Set problem:
The exercise asks you to copy every line below in which "Hamburgsund" appears.

Dataset items
┌──
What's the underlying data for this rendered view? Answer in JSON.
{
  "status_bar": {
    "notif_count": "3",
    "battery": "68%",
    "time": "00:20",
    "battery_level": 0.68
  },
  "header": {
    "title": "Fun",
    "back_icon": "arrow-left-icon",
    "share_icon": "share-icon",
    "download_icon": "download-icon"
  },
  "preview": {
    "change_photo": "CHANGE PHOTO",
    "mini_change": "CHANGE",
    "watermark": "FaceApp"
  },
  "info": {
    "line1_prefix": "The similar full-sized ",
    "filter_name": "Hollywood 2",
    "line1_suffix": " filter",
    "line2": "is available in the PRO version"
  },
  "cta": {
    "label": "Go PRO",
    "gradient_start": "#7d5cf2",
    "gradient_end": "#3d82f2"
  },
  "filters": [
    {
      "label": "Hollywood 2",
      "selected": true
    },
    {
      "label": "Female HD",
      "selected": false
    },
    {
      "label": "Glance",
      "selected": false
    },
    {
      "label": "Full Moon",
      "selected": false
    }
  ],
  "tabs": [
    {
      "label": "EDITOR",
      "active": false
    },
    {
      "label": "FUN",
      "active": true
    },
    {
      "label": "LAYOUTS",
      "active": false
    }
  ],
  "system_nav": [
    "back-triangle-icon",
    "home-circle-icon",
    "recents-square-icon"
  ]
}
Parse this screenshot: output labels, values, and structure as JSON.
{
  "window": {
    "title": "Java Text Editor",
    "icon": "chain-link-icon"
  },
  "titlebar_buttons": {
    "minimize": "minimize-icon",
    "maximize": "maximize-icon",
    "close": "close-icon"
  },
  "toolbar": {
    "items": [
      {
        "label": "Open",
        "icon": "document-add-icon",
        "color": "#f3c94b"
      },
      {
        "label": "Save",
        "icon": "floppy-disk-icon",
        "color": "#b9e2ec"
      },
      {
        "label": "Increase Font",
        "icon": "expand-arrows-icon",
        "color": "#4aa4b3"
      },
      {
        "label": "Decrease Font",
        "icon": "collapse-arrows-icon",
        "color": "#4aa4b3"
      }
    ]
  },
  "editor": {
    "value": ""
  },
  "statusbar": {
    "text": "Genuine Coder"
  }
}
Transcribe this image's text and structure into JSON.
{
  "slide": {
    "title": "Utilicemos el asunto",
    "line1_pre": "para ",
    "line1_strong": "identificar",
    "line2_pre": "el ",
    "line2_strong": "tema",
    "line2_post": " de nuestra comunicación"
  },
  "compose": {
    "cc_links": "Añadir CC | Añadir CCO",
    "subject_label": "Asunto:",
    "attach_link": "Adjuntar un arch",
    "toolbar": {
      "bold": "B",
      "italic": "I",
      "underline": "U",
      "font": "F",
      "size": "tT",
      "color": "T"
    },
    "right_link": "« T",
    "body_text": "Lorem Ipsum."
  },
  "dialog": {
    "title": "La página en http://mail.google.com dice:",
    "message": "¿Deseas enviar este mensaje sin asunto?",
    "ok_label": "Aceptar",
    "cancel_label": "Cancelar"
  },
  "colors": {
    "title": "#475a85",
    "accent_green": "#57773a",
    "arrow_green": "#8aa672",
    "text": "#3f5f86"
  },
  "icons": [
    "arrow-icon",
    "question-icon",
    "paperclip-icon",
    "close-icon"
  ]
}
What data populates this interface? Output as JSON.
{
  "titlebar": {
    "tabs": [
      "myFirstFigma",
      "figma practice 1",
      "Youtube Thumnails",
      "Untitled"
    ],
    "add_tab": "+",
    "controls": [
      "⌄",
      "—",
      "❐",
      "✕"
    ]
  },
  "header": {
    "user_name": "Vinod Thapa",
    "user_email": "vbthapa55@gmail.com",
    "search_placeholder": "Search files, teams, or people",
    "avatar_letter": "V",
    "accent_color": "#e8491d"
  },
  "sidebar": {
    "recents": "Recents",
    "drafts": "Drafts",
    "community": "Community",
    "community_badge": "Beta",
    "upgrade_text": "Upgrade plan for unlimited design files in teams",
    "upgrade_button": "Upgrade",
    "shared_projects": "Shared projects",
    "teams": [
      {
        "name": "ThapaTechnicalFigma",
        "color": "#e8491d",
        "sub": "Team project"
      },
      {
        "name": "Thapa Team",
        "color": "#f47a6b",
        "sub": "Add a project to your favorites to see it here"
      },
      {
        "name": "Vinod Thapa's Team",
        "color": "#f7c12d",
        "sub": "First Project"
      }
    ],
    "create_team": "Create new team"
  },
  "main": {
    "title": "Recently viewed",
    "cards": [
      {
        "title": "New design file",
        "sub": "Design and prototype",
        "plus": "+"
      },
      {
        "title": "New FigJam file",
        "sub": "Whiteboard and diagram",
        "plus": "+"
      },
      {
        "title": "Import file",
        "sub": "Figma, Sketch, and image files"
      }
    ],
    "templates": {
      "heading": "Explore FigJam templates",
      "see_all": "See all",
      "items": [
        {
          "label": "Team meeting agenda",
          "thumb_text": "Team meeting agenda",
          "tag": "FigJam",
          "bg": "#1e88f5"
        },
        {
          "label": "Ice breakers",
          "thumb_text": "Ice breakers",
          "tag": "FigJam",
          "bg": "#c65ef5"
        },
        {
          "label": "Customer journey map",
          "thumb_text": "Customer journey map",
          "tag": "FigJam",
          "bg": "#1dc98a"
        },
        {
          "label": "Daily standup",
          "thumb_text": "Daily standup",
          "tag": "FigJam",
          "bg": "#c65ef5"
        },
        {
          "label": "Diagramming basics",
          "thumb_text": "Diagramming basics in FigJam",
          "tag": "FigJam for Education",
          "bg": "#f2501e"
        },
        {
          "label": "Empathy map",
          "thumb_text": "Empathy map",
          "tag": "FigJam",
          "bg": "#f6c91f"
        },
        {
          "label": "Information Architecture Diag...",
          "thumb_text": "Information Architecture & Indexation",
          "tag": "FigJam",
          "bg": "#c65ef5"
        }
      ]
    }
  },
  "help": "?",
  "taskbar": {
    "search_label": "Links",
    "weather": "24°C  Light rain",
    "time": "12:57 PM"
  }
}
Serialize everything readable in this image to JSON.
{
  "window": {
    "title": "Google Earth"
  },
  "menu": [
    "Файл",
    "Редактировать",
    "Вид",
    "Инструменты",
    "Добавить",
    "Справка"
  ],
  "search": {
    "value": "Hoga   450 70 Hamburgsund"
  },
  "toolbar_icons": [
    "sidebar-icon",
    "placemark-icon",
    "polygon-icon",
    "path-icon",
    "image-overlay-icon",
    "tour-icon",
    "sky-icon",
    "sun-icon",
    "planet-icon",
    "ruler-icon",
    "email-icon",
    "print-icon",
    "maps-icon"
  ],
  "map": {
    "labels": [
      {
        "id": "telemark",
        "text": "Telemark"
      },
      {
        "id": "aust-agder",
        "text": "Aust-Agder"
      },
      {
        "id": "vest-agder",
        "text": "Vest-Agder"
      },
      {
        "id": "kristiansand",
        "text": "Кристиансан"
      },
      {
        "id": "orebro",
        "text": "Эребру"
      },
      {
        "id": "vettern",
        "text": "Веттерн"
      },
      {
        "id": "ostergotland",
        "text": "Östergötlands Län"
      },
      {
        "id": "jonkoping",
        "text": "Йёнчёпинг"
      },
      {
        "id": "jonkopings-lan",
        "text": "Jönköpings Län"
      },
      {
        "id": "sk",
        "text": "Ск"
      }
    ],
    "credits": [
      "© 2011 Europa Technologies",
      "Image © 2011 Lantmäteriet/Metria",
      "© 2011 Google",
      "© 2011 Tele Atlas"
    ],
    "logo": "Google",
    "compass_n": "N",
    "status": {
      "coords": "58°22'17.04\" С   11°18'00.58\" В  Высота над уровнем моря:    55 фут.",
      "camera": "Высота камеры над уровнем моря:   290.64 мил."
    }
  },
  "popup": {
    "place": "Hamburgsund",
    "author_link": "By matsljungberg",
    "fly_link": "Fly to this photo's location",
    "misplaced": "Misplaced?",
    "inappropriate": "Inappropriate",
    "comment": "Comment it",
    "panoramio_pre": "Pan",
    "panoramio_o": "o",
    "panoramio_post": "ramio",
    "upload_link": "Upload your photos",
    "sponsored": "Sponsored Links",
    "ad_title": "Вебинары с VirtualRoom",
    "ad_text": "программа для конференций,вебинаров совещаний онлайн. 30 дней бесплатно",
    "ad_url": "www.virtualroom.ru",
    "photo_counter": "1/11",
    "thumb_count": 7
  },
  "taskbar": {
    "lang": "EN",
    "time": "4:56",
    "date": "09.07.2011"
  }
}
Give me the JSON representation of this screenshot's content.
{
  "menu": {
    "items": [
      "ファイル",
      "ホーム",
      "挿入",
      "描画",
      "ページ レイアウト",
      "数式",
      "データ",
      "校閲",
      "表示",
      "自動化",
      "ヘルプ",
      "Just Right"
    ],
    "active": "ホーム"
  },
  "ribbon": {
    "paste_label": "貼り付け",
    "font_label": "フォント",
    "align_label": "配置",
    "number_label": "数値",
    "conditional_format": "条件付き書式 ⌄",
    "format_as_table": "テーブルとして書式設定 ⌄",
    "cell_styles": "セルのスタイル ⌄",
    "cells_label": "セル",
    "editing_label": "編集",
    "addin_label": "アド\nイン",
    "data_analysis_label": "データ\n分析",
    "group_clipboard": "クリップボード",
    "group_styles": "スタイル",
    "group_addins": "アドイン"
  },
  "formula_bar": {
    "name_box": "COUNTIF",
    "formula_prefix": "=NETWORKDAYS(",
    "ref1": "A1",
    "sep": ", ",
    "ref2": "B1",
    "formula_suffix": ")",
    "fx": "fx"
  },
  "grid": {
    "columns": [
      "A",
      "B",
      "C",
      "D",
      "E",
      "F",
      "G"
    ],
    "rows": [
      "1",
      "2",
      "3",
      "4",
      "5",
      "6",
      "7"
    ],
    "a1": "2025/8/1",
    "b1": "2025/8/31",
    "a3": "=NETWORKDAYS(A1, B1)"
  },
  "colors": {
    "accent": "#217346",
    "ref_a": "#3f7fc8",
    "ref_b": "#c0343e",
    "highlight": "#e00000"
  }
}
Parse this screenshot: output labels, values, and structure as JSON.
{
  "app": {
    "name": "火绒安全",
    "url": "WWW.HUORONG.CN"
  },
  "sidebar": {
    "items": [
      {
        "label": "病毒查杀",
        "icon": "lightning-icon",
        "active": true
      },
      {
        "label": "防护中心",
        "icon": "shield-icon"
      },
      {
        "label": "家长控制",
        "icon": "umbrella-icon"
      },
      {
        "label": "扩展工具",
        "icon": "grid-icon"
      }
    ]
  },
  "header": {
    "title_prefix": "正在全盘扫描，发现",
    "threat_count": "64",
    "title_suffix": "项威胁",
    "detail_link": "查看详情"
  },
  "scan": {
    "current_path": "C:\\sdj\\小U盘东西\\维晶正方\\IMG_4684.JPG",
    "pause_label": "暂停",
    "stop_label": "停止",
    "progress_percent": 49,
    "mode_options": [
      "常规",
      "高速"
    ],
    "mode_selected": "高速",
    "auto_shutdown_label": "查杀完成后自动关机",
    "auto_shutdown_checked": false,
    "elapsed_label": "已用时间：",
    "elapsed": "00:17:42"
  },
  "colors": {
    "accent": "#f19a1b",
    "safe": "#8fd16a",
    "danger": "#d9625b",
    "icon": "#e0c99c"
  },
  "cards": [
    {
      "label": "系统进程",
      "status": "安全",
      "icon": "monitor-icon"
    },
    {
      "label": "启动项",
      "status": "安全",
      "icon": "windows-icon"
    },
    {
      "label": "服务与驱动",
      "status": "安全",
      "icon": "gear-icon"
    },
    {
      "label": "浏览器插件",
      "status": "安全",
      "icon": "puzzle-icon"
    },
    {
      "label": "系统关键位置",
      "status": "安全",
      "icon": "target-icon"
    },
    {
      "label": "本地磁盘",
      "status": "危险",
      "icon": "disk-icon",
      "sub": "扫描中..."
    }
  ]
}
└──
The response:
    "value": "Hoga   450 70 Hamburgsund"
    "place": "Hamburgsund",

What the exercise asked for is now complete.